- TASK DESCRIPTION -
In your copy, reproduce the entries exactly as they are, minus the images.
*** AVAILABLE RECORDS
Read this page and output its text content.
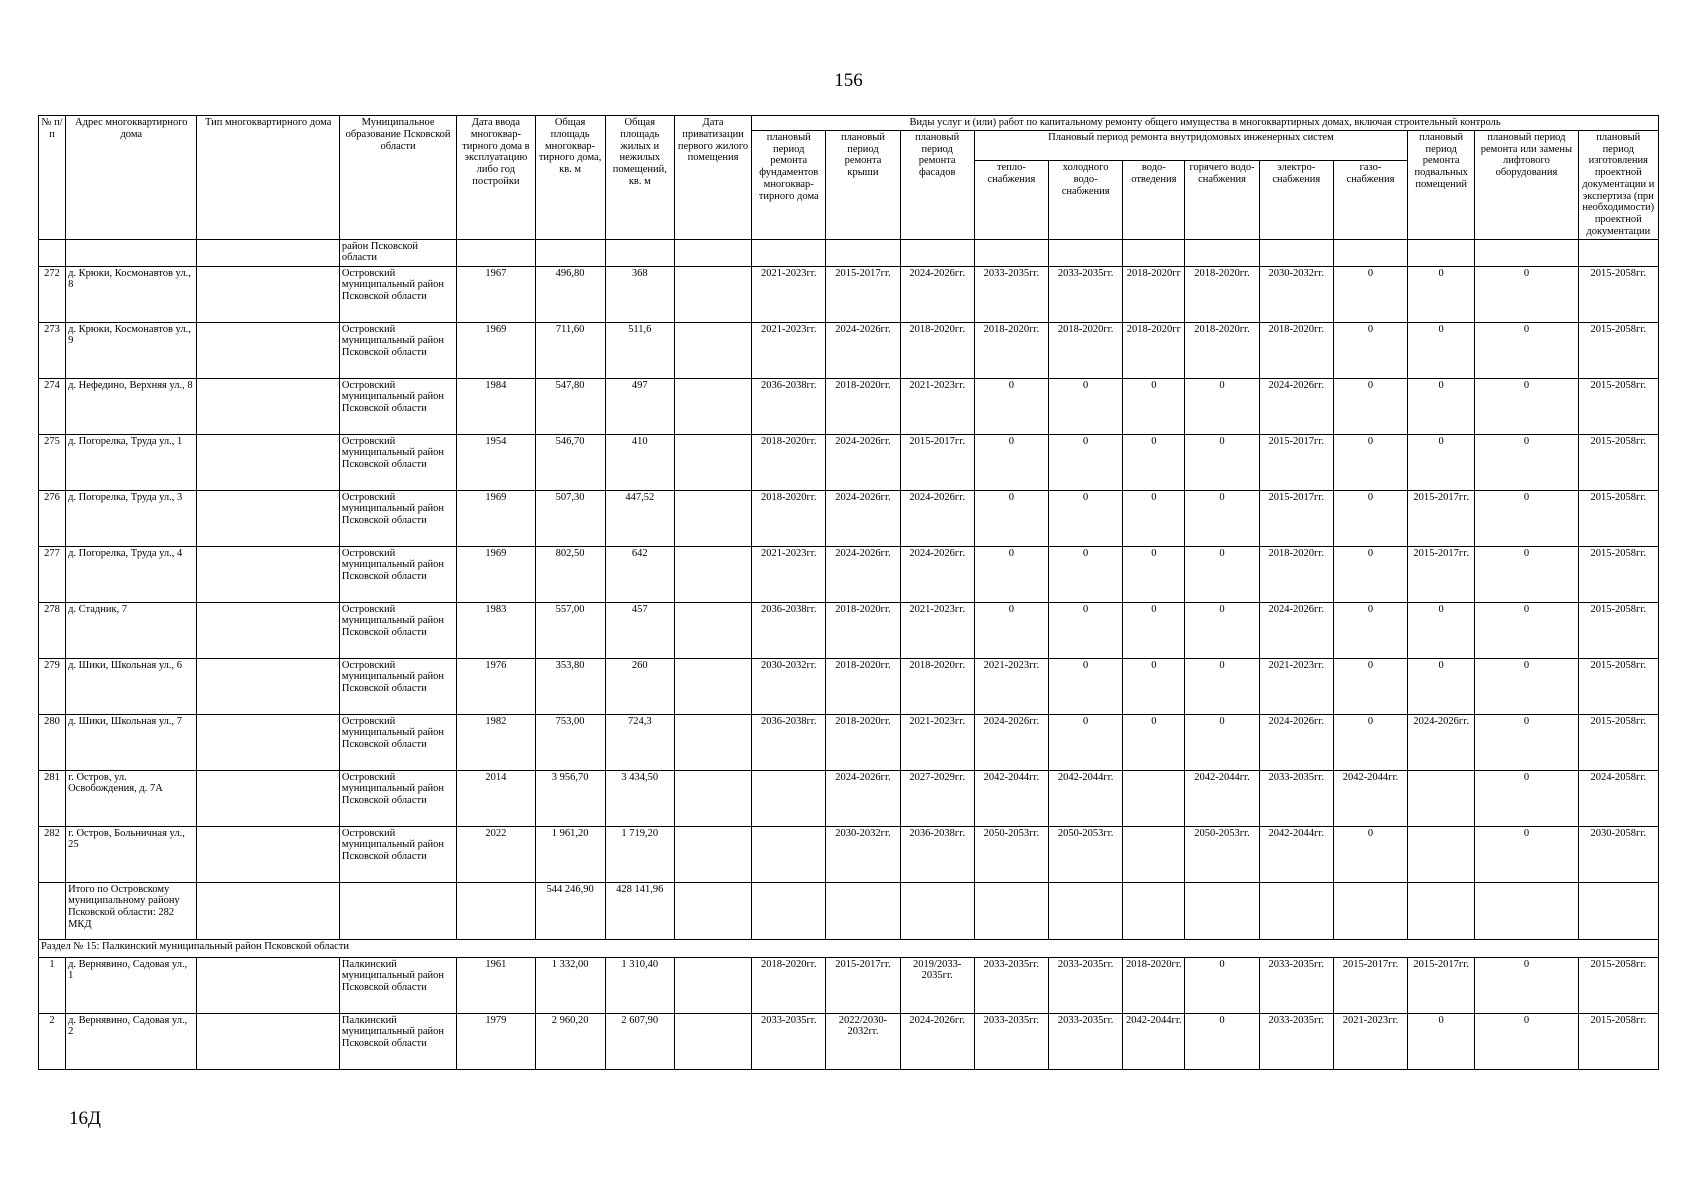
156
№ п/п	Адрес многоквартирного дома	Тип многоквартирного дома	Муниципальное образование Псковской области	Дата ввода многоквар-тирного дома в эксплуатацию либо год постройки	Общая площадь многоквар-тирного дома, кв. м	Общая площадь жилых и нежилых помещений, кв. м	Дата приватизации первого жилого помещения	Виды услуг и (или) работ по капитальному ремонту общего имущества в многоквартирных домах, включая строительный контроль											
								плановый период ремонта фундаментов многоквар-тирного дома	плановый период ремонта крыши	плановый период ремонта фасадов	Плановый период ремонта внутридомовых инженерных систем						плановый период ремонта подвальных помещений	плановый период ремонта или замены лифтового оборудования	плановый период изготовления проектной документации и экспертиза (при необходимости) проектной документации
											тепло-снабжения	холодного водо-снабжения	водо-отведения	горячего водо-снабжения	электро-снабжения	газо-снабжения			
			район Псковской области																
272	д. Крюки, Космонавтов ул., 8		Островский муниципальный район Псковской области	1967	496,80	368		2021-2023гг.	2015-2017гг.	2024-2026гг.	2033-2035гг.	2033-2035гг.	2018-2020гг	2018-2020гг.	2030-2032гг.	0	0	0	2015-2058гг.
273	д. Крюки, Космонавтов ул., 9		Островский муниципальный район Псковской области	1969	711,60	511,6		2021-2023гг.	2024-2026гг.	2018-2020гг.	2018-2020гг.	2018-2020гг.	2018-2020гг	2018-2020гг.	2018-2020гг.	0	0	0	2015-2058гг.
274	д. Нефедино, Верхняя ул., 8		Островский муниципальный район Псковской области	1984	547,80	497		2036-2038гг.	2018-2020гг.	2021-2023гг.	0	0	0	0	2024-2026гг.	0	0	0	2015-2058гг.
275	д. Погорелка, Труда ул., 1		Островский муниципальный район Псковской области	1954	546,70	410		2018-2020гг.	2024-2026гг.	2015-2017гг.	0	0	0	0	2015-2017гг.	0	0	0	2015-2058гг.
276	д. Погорелка, Труда ул., 3		Островский муниципальный район Псковской области	1969	507,30	447,52		2018-2020гг.	2024-2026гг.	2024-2026гг.	0	0	0	0	2015-2017гг.	0	2015-2017гг.	0	2015-2058гг.
277	д. Погорелка, Труда ул., 4		Островский муниципальный район Псковской области	1969	802,50	642		2021-2023гг.	2024-2026гг.	2024-2026гг.	0	0	0	0	2018-2020гг.	0	2015-2017гг.	0	2015-2058гг.
278	д. Стадник, 7		Островский муниципальный район Псковской области	1983	557,00	457		2036-2038гг.	2018-2020гг.	2021-2023гг.	0	0	0	0	2024-2026гг.	0	0	0	2015-2058гг.
279	д. Шики, Школьная ул., 6		Островский муниципальный район Псковской области	1976	353,80	260		2030-2032гг.	2018-2020гг.	2018-2020гг.	2021-2023гг.	0	0	0	2021-2023гг.	0	0	0	2015-2058гг.
280	д. Шики, Школьная ул., 7		Островский муниципальный район Псковской области	1982	753,00	724,3		2036-2038гг.	2018-2020гг.	2021-2023гг.	2024-2026гг.	0	0	0	2024-2026гг.	0	2024-2026гг.	0	2015-2058гг.
281	г. Остров, ул. Освобождения, д. 7А		Островский муниципальный район Псковской области	2014	3 956,70	3 434,50			2024-2026гг.	2027-2029гг.	2042-2044гг.	2042-2044гг.		2042-2044гг.	2033-2035гг.	2042-2044гг.		0	2024-2058гг.
282	г. Остров, Больничная ул., 25		Островский муниципальный район Псковской области	2022	1 961,20	1 719,20			2030-2032гг.	2036-2038гг.	2050-2053гг.	2050-2053гг.		2050-2053гг.	2042-2044гг.	0		0	2030-2058гг.
	Итого по Островскому муниципальному району Псковской области: 282 МКД				544 246,90	428 141,96													
Раздел № 15: Палкинский муниципальный район Псковской области																			
1	д. Вернявино, Садовая ул., 1		Палкинский муниципальный район Псковской области	1961	1 332,00	1 310,40		2018-2020гг.	2015-2017гг.	2019/2033-2035гг.	2033-2035гг.	2033-2035гг.	2018-2020гг.	0	2033-2035гг.	2015-2017гг.	2015-2017гг.	0	2015-2058гг.
2	д. Вернявино, Садовая ул., 2		Палкинский муниципальный район Псковской области	1979	2 960,20	2 607,90		2033-2035гг.	2022/2030-2032гг.	2024-2026гг.	2033-2035гг.	2033-2035гг.	2042-2044гг.	0	2033-2035гг.	2021-2023гг.	0	0	2015-2058гг.
16Д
******
- FULL OUTPUT -
Read this page and output its text content.
156
№ п/п	Адрес многоквартирного дома	Тип многоквартирного дома	Муниципальное образование Псковской области	Дата ввода многоквар-тирного дома в эксплуатацию либо год постройки	Общая площадь многоквар-тирного дома, кв. м	Общая площадь жилых и нежилых помещений, кв. м	Дата приватизации первого жилого помещения	Виды услуг и (или) работ по капитальному ремонту общего имущества в многоквартирных домах, включая строительный контроль											
								плановый период ремонта фундаментов многоквар-тирного дома	плановый период ремонта крыши	плановый период ремонта фасадов	Плановый период ремонта внутридомовых инженерных систем						плановый период ремонта подвальных помещений	плановый период ремонта или замены лифтового оборудования	плановый период изготовления проектной документации и экспертиза (при необходимости) проектной документации
											тепло-снабжения	холодного водо-снабжения	водо-отведения	горячего водо-снабжения	электро-снабжения	газо-снабжения			
			район Псковской области																
272	д. Крюки, Космонавтов ул., 8		Островский муниципальный район Псковской области	1967	496,80	368		2021-2023гг.	2015-2017гг.	2024-2026гг.	2033-2035гг.	2033-2035гг.	2018-2020гг	2018-2020гг.	2030-2032гг.	0	0	0	2015-2058гг.
273	д. Крюки, Космонавтов ул., 9		Островский муниципальный район Псковской области	1969	711,60	511,6		2021-2023гг.	2024-2026гг.	2018-2020гг.	2018-2020гг.	2018-2020гг.	2018-2020гг	2018-2020гг.	2018-2020гг.	0	0	0	2015-2058гг.
274	д. Нефедино, Верхняя ул., 8		Островский муниципальный район Псковской области	1984	547,80	497		2036-2038гг.	2018-2020гг.	2021-2023гг.	0	0	0	0	2024-2026гг.	0	0	0	2015-2058гг.
275	д. Погорелка, Труда ул., 1		Островский муниципальный район Псковской области	1954	546,70	410		2018-2020гг.	2024-2026гг.	2015-2017гг.	0	0	0	0	2015-2017гг.	0	0	0	2015-2058гг.
276	д. Погорелка, Труда ул., 3		Островский муниципальный район Псковской области	1969	507,30	447,52		2018-2020гг.	2024-2026гг.	2024-2026гг.	0	0	0	0	2015-2017гг.	0	2015-2017гг.	0	2015-2058гг.
277	д. Погорелка, Труда ул., 4		Островский муниципальный район Псковской области	1969	802,50	642		2021-2023гг.	2024-2026гг.	2024-2026гг.	0	0	0	0	2018-2020гг.	0	2015-2017гг.	0	2015-2058гг.
278	д. Стадник, 7		Островский муниципальный район Псковской области	1983	557,00	457		2036-2038гг.	2018-2020гг.	2021-2023гг.	0	0	0	0	2024-2026гг.	0	0	0	2015-2058гг.
279	д. Шики, Школьная ул., 6		Островский муниципальный район Псковской области	1976	353,80	260		2030-2032гг.	2018-2020гг.	2018-2020гг.	2021-2023гг.	0	0	0	2021-2023гг.	0	0	0	2015-2058гг.
280	д. Шики, Школьная ул., 7		Островский муниципальный район Псковской области	1982	753,00	724,3		2036-2038гг.	2018-2020гг.	2021-2023гг.	2024-2026гг.	0	0	0	2024-2026гг.	0	2024-2026гг.	0	2015-2058гг.
281	г. Остров, ул. Освобождения, д. 7А		Островский муниципальный район Псковской области	2014	3 956,70	3 434,50			2024-2026гг.	2027-2029гг.	2042-2044гг.	2042-2044гг.		2042-2044гг.	2033-2035гг.	2042-2044гг.		0	2024-2058гг.
282	г. Остров, Больничная ул., 25		Островский муниципальный район Псковской области	2022	1 961,20	1 719,20			2030-2032гг.	2036-2038гг.	2050-2053гг.	2050-2053гг.		2050-2053гг.	2042-2044гг.	0		0	2030-2058гг.
	Итого по Островскому муниципальному району Псковской области: 282 МКД				544 246,90	428 141,96													
Раздел № 15: Палкинский муниципальный район Псковской области																			
1	д. Вернявино, Садовая ул., 1		Палкинский муниципальный район Псковской области	1961	1 332,00	1 310,40		2018-2020гг.	2015-2017гг.	2019/2033-2035гг.	2033-2035гг.	2033-2035гг.	2018-2020гг.	0	2033-2035гг.	2015-2017гг.	2015-2017гг.	0	2015-2058гг.
2	д. Вернявино, Садовая ул., 2		Палкинский муниципальный район Псковской области	1979	2 960,20	2 607,90		2033-2035гг.	2022/2030-2032гг.	2024-2026гг.	2033-2035гг.	2033-2035гг.	2042-2044гг.	0	2033-2035гг.	2021-2023гг.	0	0	2015-2058гг.
16Д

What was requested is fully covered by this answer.